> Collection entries
• • • • • • •

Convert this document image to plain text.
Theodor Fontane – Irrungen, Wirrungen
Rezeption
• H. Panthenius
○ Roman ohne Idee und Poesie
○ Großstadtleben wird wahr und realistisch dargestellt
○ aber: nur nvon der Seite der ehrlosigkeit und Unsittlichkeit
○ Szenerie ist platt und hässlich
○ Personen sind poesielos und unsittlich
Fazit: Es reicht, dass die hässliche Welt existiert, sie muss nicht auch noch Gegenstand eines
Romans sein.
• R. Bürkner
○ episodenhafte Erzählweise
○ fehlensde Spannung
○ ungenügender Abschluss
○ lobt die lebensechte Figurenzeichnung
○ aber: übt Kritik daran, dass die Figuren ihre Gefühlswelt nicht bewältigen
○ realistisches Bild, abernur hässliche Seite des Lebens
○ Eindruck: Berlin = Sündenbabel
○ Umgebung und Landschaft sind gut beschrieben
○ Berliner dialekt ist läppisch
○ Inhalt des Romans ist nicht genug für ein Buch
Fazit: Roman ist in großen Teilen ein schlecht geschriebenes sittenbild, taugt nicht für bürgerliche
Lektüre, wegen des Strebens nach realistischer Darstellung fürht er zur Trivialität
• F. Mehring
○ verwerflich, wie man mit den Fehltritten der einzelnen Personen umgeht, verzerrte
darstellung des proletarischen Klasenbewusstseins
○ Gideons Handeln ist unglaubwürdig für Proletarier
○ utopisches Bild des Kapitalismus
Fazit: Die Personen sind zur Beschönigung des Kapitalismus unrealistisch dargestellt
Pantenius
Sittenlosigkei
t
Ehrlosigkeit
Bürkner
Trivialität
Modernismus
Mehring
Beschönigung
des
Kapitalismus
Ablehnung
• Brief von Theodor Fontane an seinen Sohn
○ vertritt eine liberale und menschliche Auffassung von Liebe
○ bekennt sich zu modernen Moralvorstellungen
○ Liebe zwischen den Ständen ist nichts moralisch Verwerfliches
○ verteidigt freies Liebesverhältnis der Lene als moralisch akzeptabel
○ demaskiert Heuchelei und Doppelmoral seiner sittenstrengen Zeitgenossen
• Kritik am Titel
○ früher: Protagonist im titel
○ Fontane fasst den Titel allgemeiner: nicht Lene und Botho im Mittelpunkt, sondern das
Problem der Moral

• • • • • • •

Isolate the lines that hold the word "Fontane" and copy all of them.

> Exercise answer
Theodor Fontane – Irrungen, Wirrungen
• Brief von Theodor Fontane an seinen Sohn
○ Fontane fasst den Titel allgemeiner: nicht Lene und Botho im Mittelpunkt, sondern das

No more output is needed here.